--- Exercise description ---
Reproduce each line of the material precisely.

· · · · ·

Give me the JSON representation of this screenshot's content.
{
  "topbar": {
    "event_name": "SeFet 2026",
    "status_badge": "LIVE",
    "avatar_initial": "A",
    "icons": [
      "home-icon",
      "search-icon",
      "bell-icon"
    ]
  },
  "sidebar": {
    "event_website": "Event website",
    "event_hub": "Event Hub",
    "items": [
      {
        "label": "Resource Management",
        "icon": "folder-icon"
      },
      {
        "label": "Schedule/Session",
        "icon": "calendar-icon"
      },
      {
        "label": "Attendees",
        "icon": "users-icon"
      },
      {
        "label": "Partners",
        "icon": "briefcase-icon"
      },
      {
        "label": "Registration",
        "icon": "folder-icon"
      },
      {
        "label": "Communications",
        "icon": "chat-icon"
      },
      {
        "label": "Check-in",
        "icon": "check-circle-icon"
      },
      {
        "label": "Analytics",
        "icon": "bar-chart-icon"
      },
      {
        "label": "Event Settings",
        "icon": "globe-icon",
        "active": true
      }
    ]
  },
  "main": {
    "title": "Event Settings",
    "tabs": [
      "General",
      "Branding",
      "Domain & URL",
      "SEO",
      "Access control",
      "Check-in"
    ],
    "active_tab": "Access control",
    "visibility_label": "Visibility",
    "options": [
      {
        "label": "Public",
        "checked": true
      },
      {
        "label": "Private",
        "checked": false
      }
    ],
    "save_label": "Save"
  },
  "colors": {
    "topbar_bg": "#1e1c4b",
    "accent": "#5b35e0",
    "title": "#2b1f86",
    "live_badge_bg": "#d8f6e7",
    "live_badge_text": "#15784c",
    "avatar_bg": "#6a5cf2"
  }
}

· · · · ·

--- Result for this exercise ---
Give me the JSON representation of this screenshot's content.
{
  "topbar": {
    "event_name": "SeFet 2026",
    "status_badge": "LIVE",
    "avatar_initial": "A",
    "icons": [
      "home-icon",
      "search-icon",
      "bell-icon"
    ]
  },
  "sidebar": {
    "event_website": "Event website",
    "event_hub": "Event Hub",
    "items": [
      {
        "label": "Resource Management",
        "icon": "folder-icon"
      },
      {
        "label": "Schedule/Session",
        "icon": "calendar-icon"
      },
      {
        "label": "Attendees",
        "icon": "users-icon"
      },
      {
        "label": "Partners",
        "icon": "briefcase-icon"
      },
      {
        "label": "Registration",
        "icon": "folder-icon"
      },
      {
        "label": "Communications",
        "icon": "chat-icon"
      },
      {
        "label": "Check-in",
        "icon": "check-circle-icon"
      },
      {
        "label": "Analytics",
        "icon": "bar-chart-icon"
      },
      {
        "label": "Event Settings",
        "icon": "globe-icon",
        "active": true
      }
    ]
  },
  "main": {
    "title": "Event Settings",
    "tabs": [
      "General",
      "Branding",
      "Domain & URL",
      "SEO",
      "Access control",
      "Check-in"
    ],
    "active_tab": "Access control",
    "visibility_label": "Visibility",
    "options": [
      {
        "label": "Public",
        "checked": true
      },
      {
        "label": "Private",
        "checked": false
      }
    ],
    "save_label": "Save"
  },
  "colors": {
    "topbar_bg": "#1e1c4b",
    "accent": "#5b35e0",
    "title": "#2b1f86",
    "live_badge_bg": "#d8f6e7",
    "live_badge_text": "#15784c",
    "avatar_bg": "#6a5cf2"
  }
}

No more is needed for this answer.